**MATERIAL TO PROCESS**

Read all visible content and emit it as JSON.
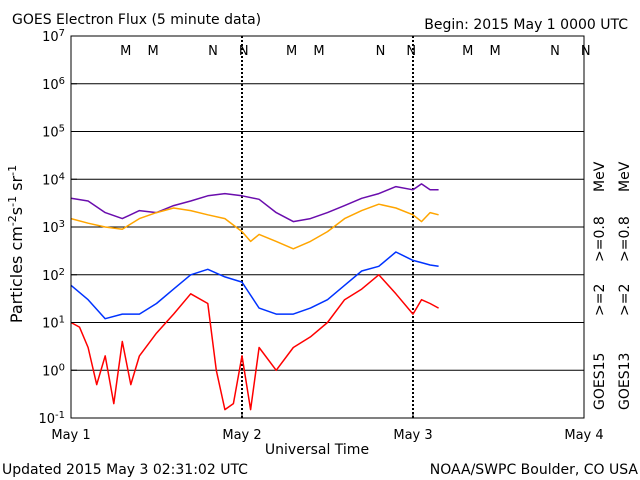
{
  "header": {
    "title": "GOES Electron Flux (5 minute data)",
    "begin": "Begin: 2015 May 1 0000 UTC"
  },
  "footer": {
    "updated": "Updated 2015 May  3 02:31:02 UTC",
    "credit": "NOAA/SWPC Boulder, CO USA"
  },
  "colors": {
    "goes15_2mev": "#0033ff",
    "goes13_2mev": "#ff0000",
    "goes15_08mev": "#6a0dad",
    "goes13_08mev": "#ffa500",
    "M_marker": "#ff0000",
    "N_marker": "#0000ff"
  },
  "chart_data": {
    "type": "line",
    "title": "GOES Electron Flux (5 minute data)",
    "xlabel": "Universal Time",
    "ylabel": "Particles cm^-2 s^-1 sr^-1",
    "ylabel_parts": {
      "base": "Particles cm",
      "e1": "-2",
      "s": "s",
      "e2": "-1",
      "sr": " sr",
      "e3": "-1"
    },
    "y_scale": "log",
    "ylim": [
      0.1,
      10000000
    ],
    "xlim": [
      0,
      3
    ],
    "x_ticks": [
      0,
      1,
      2,
      3
    ],
    "x_tick_labels": [
      "May 1",
      "May 2",
      "May 3",
      "May 4"
    ],
    "y_ticks": [
      {
        "base": "10",
        "exp": "7"
      },
      {
        "base": "10",
        "exp": "6"
      },
      {
        "base": "10",
        "exp": "5"
      },
      {
        "base": "10",
        "exp": "4"
      },
      {
        "base": "10",
        "exp": "3"
      },
      {
        "base": "10",
        "exp": "2"
      },
      {
        "base": "10",
        "exp": "1"
      },
      {
        "base": "10",
        "exp": "0"
      },
      {
        "base": "10",
        "exp": "-1"
      }
    ],
    "grid": "horizontal at each decade",
    "threshold": 1000,
    "legend": {
      "placement": "right",
      "goes15": "GOES15",
      "goes13": "GOES13",
      "gt2": ">=2",
      "gt08": ">=0.8",
      "unit": "MeV"
    },
    "markers": [
      {
        "x": 0.32,
        "label": "M"
      },
      {
        "x": 0.48,
        "label": "M"
      },
      {
        "x": 0.83,
        "label": "N"
      },
      {
        "x": 1.01,
        "label": "N"
      },
      {
        "x": 1.29,
        "label": "M"
      },
      {
        "x": 1.45,
        "label": "M"
      },
      {
        "x": 1.81,
        "label": "N"
      },
      {
        "x": 1.99,
        "label": "N"
      },
      {
        "x": 2.32,
        "label": "M"
      },
      {
        "x": 2.48,
        "label": "M"
      },
      {
        "x": 2.83,
        "label": "N"
      },
      {
        "x": 3.01,
        "label": "N"
      }
    ],
    "series": [
      {
        "name": ">=0.8 MeV",
        "label": "GOES15 >=0.8 MeV",
        "color": "#6a0dad",
        "x": [
          0,
          0.1,
          0.2,
          0.3,
          0.4,
          0.5,
          0.6,
          0.7,
          0.8,
          0.9,
          1.0,
          1.1,
          1.2,
          1.3,
          1.4,
          1.5,
          1.6,
          1.7,
          1.8,
          1.9,
          2.0,
          2.05,
          2.1,
          2.15
        ],
        "y": [
          4000,
          3500,
          2000,
          1500,
          2200,
          2000,
          2800,
          3500,
          4500,
          5000,
          4500,
          3800,
          2000,
          1300,
          1500,
          2000,
          2800,
          4000,
          5000,
          7000,
          6000,
          8000,
          6000,
          6000
        ]
      },
      {
        "name": ">=0.8 MeV",
        "label": "GOES13 >=0.8 MeV",
        "color": "#ffa500",
        "x": [
          0,
          0.1,
          0.2,
          0.3,
          0.4,
          0.5,
          0.6,
          0.7,
          0.8,
          0.9,
          1.0,
          1.05,
          1.1,
          1.2,
          1.3,
          1.4,
          1.5,
          1.6,
          1.7,
          1.8,
          1.9,
          2.0,
          2.05,
          2.1,
          2.15
        ],
        "y": [
          1500,
          1200,
          1000,
          900,
          1500,
          2000,
          2500,
          2200,
          1800,
          1500,
          800,
          500,
          700,
          500,
          350,
          500,
          800,
          1500,
          2200,
          3000,
          2500,
          1800,
          1300,
          2000,
          1800
        ]
      },
      {
        "name": ">=2 MeV",
        "label": "GOES15 >=2 MeV",
        "color": "#0033ff",
        "x": [
          0,
          0.1,
          0.2,
          0.3,
          0.4,
          0.5,
          0.6,
          0.7,
          0.8,
          0.9,
          1.0,
          1.1,
          1.2,
          1.3,
          1.4,
          1.5,
          1.6,
          1.7,
          1.8,
          1.9,
          2.0,
          2.05,
          2.1,
          2.15
        ],
        "y": [
          60,
          30,
          12,
          15,
          15,
          25,
          50,
          100,
          130,
          90,
          70,
          20,
          15,
          15,
          20,
          30,
          60,
          120,
          150,
          300,
          200,
          180,
          160,
          150
        ]
      },
      {
        "name": ">=2 MeV",
        "label": "GOES13 >=2 MeV",
        "color": "#ff0000",
        "x": [
          0,
          0.05,
          0.1,
          0.15,
          0.2,
          0.25,
          0.3,
          0.35,
          0.4,
          0.5,
          0.6,
          0.7,
          0.8,
          0.85,
          0.9,
          0.95,
          1.0,
          1.05,
          1.1,
          1.2,
          1.3,
          1.4,
          1.5,
          1.6,
          1.7,
          1.8,
          1.9,
          2.0,
          2.05,
          2.1,
          2.15
        ],
        "y": [
          10,
          8,
          3,
          0.5,
          2,
          0.2,
          4,
          0.5,
          2,
          6,
          15,
          40,
          25,
          1,
          0.15,
          0.2,
          2,
          0.15,
          3,
          1,
          3,
          5,
          10,
          30,
          50,
          100,
          40,
          15,
          30,
          25,
          20
        ]
      }
    ]
  }
}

**INSTRUCTION**
Write out the full set of lines verbatim, without the pictures.

**FINISHED EXERCISE**
Read all visible content and emit it as JSON.
{
  "header": {
    "title": "GOES Electron Flux (5 minute data)",
    "begin": "Begin: 2015 May 1 0000 UTC"
  },
  "footer": {
    "updated": "Updated 2015 May  3 02:31:02 UTC",
    "credit": "NOAA/SWPC Boulder, CO USA"
  },
  "colors": {
    "goes15_2mev": "#0033ff",
    "goes13_2mev": "#ff0000",
    "goes15_08mev": "#6a0dad",
    "goes13_08mev": "#ffa500",
    "M_marker": "#ff0000",
    "N_marker": "#0000ff"
  },
  "chart_data": {
    "type": "line",
    "title": "GOES Electron Flux (5 minute data)",
    "xlabel": "Universal Time",
    "ylabel": "Particles cm^-2 s^-1 sr^-1",
    "ylabel_parts": {
      "base": "Particles cm",
      "e1": "-2",
      "s": "s",
      "e2": "-1",
      "sr": " sr",
      "e3": "-1"
    },
    "y_scale": "log",
    "ylim": [
      0.1,
      10000000
    ],
    "xlim": [
      0,
      3
    ],
    "x_ticks": [
      0,
      1,
      2,
      3
    ],
    "x_tick_labels": [
      "May 1",
      "May 2",
      "May 3",
      "May 4"
    ],
    "y_ticks": [
      {
        "base": "10",
        "exp": "7"
      },
      {
        "base": "10",
        "exp": "6"
      },
      {
        "base": "10",
        "exp": "5"
      },
      {
        "base": "10",
        "exp": "4"
      },
      {
        "base": "10",
        "exp": "3"
      },
      {
        "base": "10",
        "exp": "2"
      },
      {
        "base": "10",
        "exp": "1"
      },
      {
        "base": "10",
        "exp": "0"
      },
      {
        "base": "10",
        "exp": "-1"
      }
    ],
    "grid": "horizontal at each decade",
    "threshold": 1000,
    "legend": {
      "placement": "right",
      "goes15": "GOES15",
      "goes13": "GOES13",
      "gt2": ">=2",
      "gt08": ">=0.8",
      "unit": "MeV"
    },
    "markers": [
      {
        "x": 0.32,
        "label": "M"
      },
      {
        "x": 0.48,
        "label": "M"
      },
      {
        "x": 0.83,
        "label": "N"
      },
      {
        "x": 1.01,
        "label": "N"
      },
      {
        "x": 1.29,
        "label": "M"
      },
      {
        "x": 1.45,
        "label": "M"
      },
      {
        "x": 1.81,
        "label": "N"
      },
      {
        "x": 1.99,
        "label": "N"
      },
      {
        "x": 2.32,
        "label": "M"
      },
      {
        "x": 2.48,
        "label": "M"
      },
      {
        "x": 2.83,
        "label": "N"
      },
      {
        "x": 3.01,
        "label": "N"
      }
    ],
    "series": [
      {
        "name": ">=0.8 MeV",
        "label": "GOES15 >=0.8 MeV",
        "color": "#6a0dad",
        "x": [
          0,
          0.1,
          0.2,
          0.3,
          0.4,
          0.5,
          0.6,
          0.7,
          0.8,
          0.9,
          1.0,
          1.1,
          1.2,
          1.3,
          1.4,
          1.5,
          1.6,
          1.7,
          1.8,
          1.9,
          2.0,
          2.05,
          2.1,
          2.15
        ],
        "y": [
          4000,
          3500,
          2000,
          1500,
          2200,
          2000,
          2800,
          3500,
          4500,
          5000,
          4500,
          3800,
          2000,
          1300,
          1500,
          2000,
          2800,
          4000,
          5000,
          7000,
          6000,
          8000,
          6000,
          6000
        ]
      },
      {
        "name": ">=0.8 MeV",
        "label": "GOES13 >=0.8 MeV",
        "color": "#ffa500",
        "x": [
          0,
          0.1,
          0.2,
          0.3,
          0.4,
          0.5,
          0.6,
          0.7,
          0.8,
          0.9,
          1.0,
          1.05,
          1.1,
          1.2,
          1.3,
          1.4,
          1.5,
          1.6,
          1.7,
          1.8,
          1.9,
          2.0,
          2.05,
          2.1,
          2.15
        ],
        "y": [
          1500,
          1200,
          1000,
          900,
          1500,
          2000,
          2500,
          2200,
          1800,
          1500,
          800,
          500,
          700,
          500,
          350,
          500,
          800,
          1500,
          2200,
          3000,
          2500,
          1800,
          1300,
          2000,
          1800
        ]
      },
      {
        "name": ">=2 MeV",
        "label": "GOES15 >=2 MeV",
        "color": "#0033ff",
        "x": [
          0,
          0.1,
          0.2,
          0.3,
          0.4,
          0.5,
          0.6,
          0.7,
          0.8,
          0.9,
          1.0,
          1.1,
          1.2,
          1.3,
          1.4,
          1.5,
          1.6,
          1.7,
          1.8,
          1.9,
          2.0,
          2.05,
          2.1,
          2.15
        ],
        "y": [
          60,
          30,
          12,
          15,
          15,
          25,
          50,
          100,
          130,
          90,
          70,
          20,
          15,
          15,
          20,
          30,
          60,
          120,
          150,
          300,
          200,
          180,
          160,
          150
        ]
      },
      {
        "name": ">=2 MeV",
        "label": "GOES13 >=2 MeV",
        "color": "#ff0000",
        "x": [
          0,
          0.05,
          0.1,
          0.15,
          0.2,
          0.25,
          0.3,
          0.35,
          0.4,
          0.5,
          0.6,
          0.7,
          0.8,
          0.85,
          0.9,
          0.95,
          1.0,
          1.05,
          1.1,
          1.2,
          1.3,
          1.4,
          1.5,
          1.6,
          1.7,
          1.8,
          1.9,
          2.0,
          2.05,
          2.1,
          2.15
        ],
        "y": [
          10,
          8,
          3,
          0.5,
          2,
          0.2,
          4,
          0.5,
          2,
          6,
          15,
          40,
          25,
          1,
          0.15,
          0.2,
          2,
          0.15,
          3,
          1,
          3,
          5,
          10,
          30,
          50,
          100,
          40,
          15,
          30,
          25,
          20
        ]
      }
    ]
  }
}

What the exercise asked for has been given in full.